───── Working data ─────

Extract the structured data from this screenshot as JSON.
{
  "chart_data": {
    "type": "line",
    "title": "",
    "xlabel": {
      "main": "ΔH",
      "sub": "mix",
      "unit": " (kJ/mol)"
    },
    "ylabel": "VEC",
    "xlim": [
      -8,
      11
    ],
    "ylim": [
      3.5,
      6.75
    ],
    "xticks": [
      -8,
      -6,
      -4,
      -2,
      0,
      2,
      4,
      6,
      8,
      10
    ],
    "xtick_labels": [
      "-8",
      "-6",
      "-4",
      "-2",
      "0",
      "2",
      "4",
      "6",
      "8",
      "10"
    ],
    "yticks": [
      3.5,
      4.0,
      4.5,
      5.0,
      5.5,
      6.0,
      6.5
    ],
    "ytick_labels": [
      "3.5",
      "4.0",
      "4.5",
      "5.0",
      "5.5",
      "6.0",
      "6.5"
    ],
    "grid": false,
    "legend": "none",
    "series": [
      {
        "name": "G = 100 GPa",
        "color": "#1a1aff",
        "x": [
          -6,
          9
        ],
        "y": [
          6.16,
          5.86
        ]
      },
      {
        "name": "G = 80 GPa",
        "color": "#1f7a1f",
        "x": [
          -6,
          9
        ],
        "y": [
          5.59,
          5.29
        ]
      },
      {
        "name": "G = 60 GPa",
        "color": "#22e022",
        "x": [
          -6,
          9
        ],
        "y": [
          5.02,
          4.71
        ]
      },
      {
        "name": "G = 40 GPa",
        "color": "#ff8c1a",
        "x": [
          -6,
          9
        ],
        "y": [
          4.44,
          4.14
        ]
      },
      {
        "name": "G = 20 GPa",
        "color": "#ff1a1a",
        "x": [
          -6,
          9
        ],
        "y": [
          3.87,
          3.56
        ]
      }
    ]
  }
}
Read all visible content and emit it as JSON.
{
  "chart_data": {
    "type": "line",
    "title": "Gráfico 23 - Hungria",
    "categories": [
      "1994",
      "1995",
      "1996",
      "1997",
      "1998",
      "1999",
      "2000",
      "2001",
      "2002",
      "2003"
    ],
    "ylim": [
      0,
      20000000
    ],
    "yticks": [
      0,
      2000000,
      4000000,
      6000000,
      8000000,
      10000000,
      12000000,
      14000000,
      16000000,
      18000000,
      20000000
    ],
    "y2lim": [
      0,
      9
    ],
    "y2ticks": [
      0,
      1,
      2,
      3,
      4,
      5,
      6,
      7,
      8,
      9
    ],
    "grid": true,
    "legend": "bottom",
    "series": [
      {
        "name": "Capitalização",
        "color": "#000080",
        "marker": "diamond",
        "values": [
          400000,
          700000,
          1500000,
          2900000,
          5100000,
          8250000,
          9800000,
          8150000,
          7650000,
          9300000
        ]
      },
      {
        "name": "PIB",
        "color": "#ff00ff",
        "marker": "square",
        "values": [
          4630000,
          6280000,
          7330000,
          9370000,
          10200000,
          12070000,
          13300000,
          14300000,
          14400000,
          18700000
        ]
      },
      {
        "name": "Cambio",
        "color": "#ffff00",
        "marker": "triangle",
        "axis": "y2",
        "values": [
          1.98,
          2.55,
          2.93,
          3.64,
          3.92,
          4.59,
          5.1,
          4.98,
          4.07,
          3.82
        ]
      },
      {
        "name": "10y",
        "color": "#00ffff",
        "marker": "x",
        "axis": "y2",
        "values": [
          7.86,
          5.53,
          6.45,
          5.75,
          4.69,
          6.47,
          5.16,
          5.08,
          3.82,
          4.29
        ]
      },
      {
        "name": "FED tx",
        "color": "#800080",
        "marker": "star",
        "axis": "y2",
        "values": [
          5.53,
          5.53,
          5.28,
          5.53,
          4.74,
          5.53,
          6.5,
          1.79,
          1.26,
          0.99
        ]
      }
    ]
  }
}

─────

:: Task brief ::
Report how many lines in the listing include the word "name". Give nothing but the count.

:: Final answer ::
10